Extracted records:
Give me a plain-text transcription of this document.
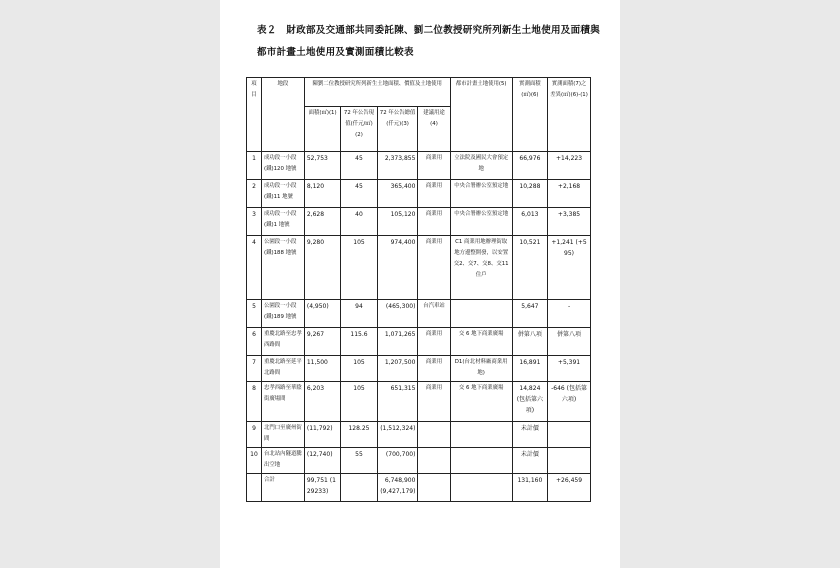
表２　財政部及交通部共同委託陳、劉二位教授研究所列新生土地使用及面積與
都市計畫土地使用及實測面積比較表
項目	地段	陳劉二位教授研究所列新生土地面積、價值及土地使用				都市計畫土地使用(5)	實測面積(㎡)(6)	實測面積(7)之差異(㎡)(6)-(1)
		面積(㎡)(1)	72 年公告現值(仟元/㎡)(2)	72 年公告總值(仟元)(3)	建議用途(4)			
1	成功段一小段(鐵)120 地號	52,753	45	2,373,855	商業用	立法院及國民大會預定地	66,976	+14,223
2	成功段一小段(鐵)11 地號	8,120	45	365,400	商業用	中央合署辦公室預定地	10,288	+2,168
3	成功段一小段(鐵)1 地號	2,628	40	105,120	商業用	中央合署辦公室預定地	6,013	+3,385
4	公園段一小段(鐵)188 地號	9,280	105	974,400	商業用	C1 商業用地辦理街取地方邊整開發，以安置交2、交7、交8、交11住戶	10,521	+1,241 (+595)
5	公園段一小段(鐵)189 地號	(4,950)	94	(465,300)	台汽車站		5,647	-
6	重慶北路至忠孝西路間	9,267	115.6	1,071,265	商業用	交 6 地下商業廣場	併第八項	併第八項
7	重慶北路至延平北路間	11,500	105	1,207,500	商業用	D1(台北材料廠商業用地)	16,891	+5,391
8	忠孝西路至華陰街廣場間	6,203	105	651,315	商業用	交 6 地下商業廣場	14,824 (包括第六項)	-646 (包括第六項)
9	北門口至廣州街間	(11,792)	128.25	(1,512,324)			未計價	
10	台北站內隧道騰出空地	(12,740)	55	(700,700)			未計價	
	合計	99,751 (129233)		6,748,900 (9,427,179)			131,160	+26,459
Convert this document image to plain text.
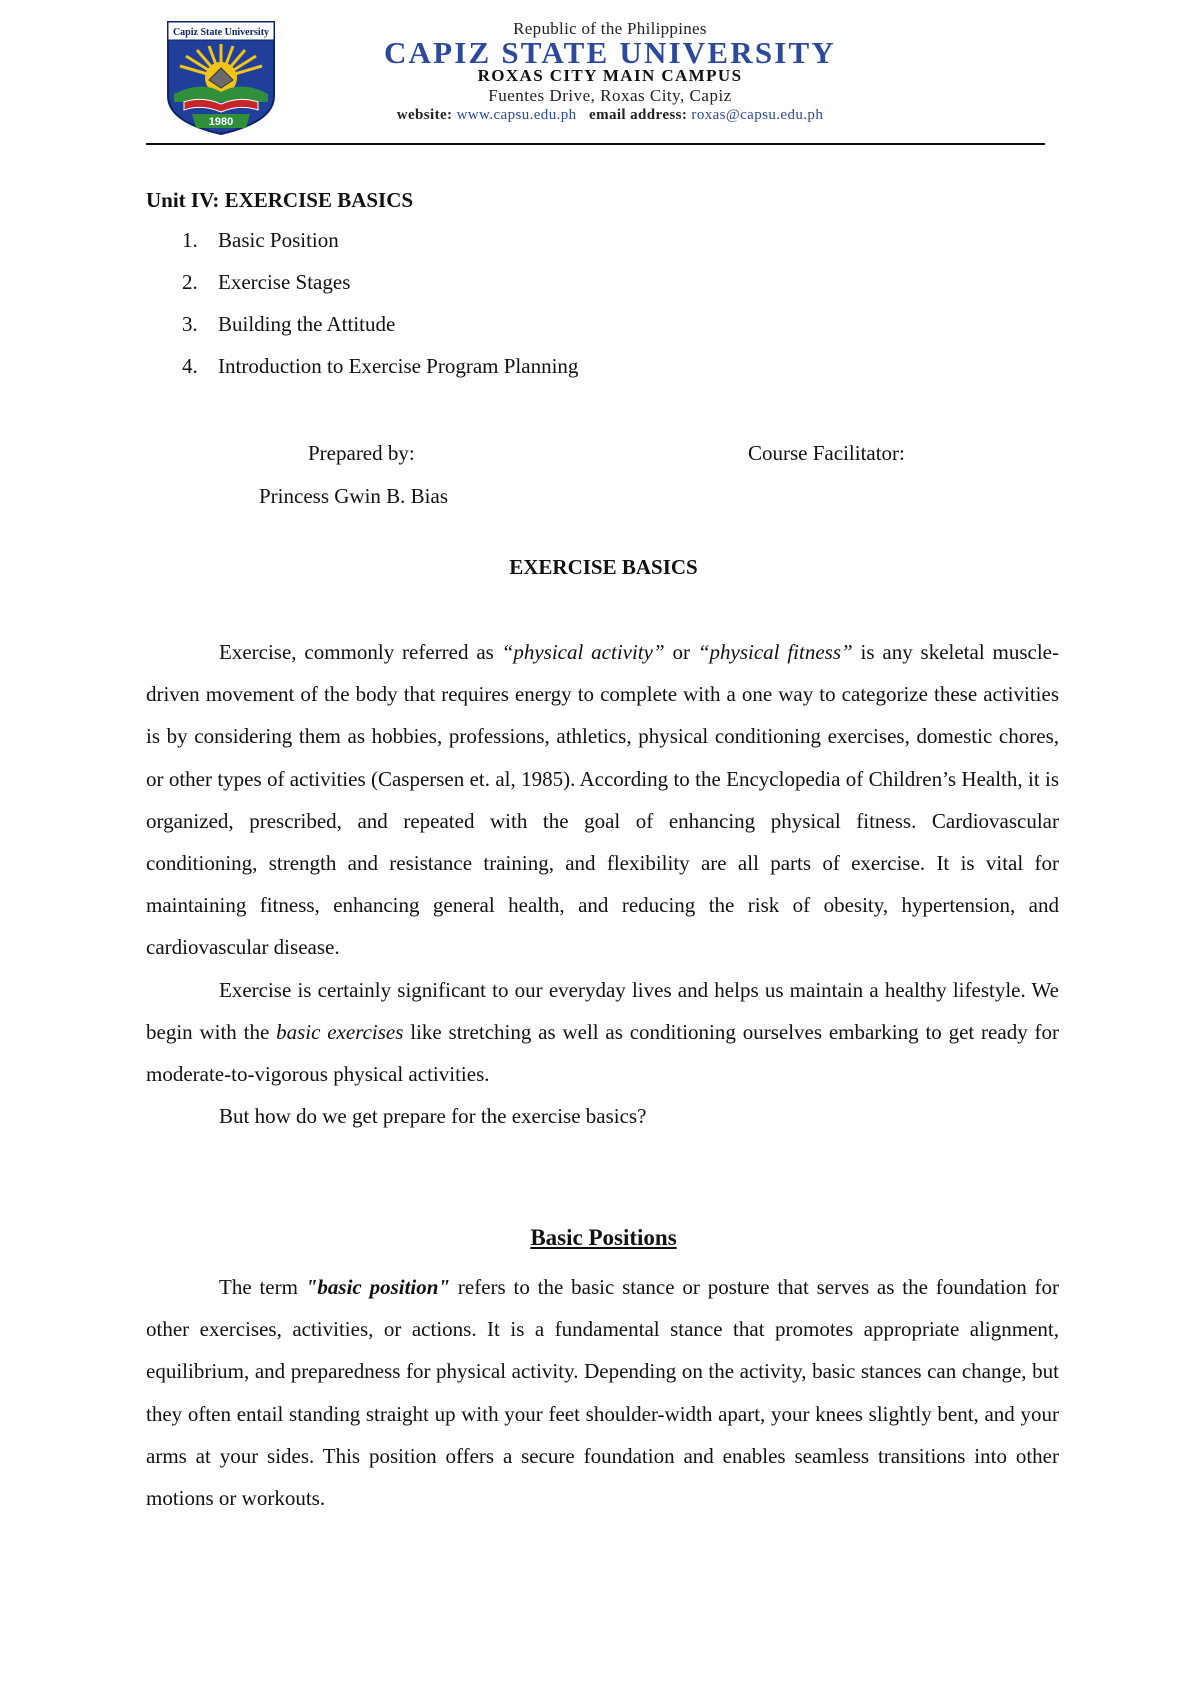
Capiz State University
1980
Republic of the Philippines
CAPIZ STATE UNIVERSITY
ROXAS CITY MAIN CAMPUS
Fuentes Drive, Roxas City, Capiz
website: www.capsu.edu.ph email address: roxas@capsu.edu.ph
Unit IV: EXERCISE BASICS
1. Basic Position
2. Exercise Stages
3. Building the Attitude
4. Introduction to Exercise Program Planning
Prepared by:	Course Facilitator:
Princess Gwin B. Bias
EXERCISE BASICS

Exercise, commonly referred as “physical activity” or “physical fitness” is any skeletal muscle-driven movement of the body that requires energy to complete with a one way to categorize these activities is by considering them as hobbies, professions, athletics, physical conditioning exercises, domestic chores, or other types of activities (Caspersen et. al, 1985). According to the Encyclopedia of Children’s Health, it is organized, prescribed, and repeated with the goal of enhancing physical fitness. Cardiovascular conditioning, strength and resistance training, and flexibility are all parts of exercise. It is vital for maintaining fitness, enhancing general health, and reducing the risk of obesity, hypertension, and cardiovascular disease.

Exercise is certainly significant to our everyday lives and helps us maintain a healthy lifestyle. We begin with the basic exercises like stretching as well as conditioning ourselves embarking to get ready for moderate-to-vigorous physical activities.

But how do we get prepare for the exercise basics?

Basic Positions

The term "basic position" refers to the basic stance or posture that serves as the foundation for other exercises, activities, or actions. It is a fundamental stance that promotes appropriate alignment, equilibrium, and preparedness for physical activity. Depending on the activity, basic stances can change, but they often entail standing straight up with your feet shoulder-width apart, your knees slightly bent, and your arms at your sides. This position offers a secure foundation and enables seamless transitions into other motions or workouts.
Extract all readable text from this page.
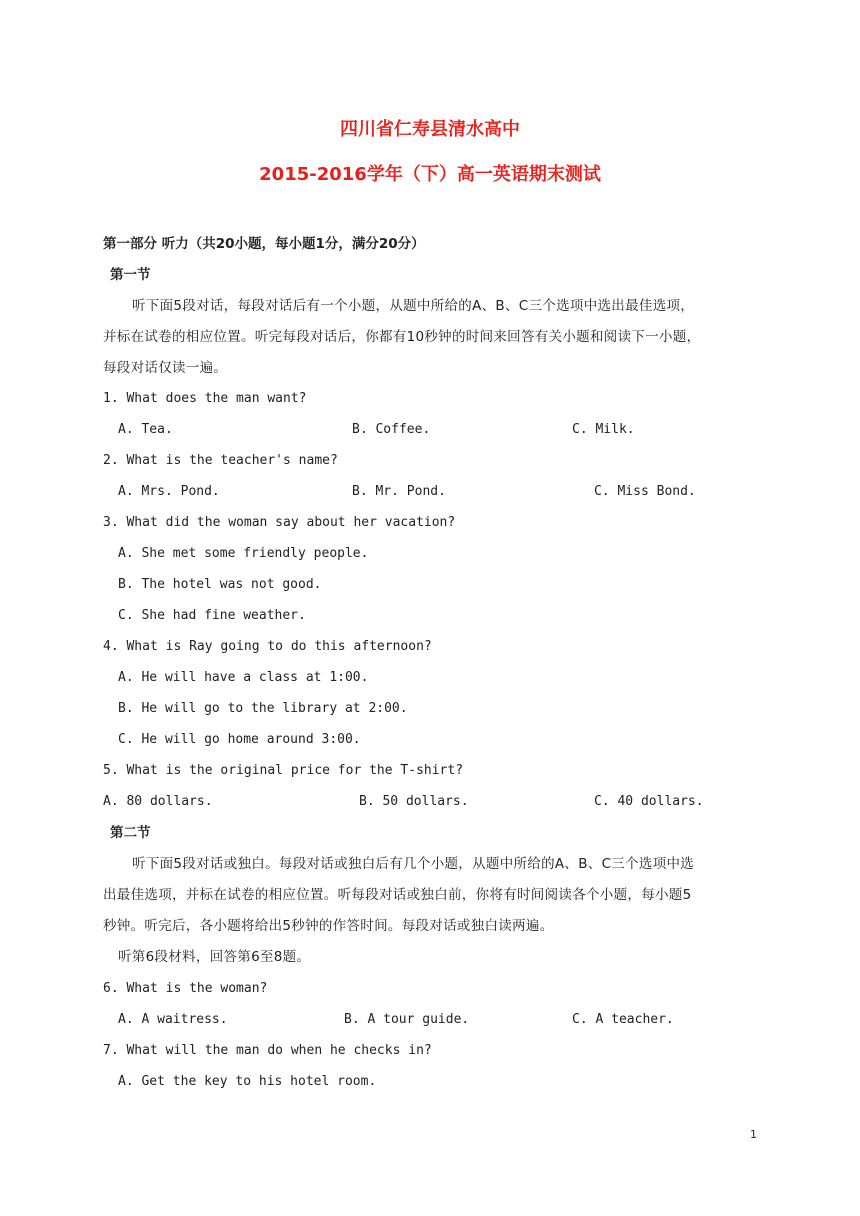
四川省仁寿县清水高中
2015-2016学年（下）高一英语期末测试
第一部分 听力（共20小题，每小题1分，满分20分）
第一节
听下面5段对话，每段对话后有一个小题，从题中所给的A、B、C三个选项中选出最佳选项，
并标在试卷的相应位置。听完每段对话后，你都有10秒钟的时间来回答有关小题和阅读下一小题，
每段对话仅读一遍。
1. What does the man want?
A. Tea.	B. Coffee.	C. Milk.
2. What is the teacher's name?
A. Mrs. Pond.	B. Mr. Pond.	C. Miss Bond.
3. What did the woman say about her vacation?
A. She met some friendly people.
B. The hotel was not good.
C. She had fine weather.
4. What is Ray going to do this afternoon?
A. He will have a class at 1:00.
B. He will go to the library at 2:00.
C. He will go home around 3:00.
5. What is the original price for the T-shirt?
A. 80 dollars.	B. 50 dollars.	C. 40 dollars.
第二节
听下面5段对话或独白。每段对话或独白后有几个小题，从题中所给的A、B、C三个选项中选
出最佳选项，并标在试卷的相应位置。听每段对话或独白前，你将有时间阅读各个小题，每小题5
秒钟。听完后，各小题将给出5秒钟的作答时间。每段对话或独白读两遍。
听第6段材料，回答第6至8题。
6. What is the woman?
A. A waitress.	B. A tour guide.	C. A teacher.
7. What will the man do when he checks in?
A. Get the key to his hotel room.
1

# [WORK INSTRUCTIONS]
Show every line where the string "woman" appears.

# [CORRECT OUTPUT]
3. What did the woman say about her vacation?
6. What is the woman?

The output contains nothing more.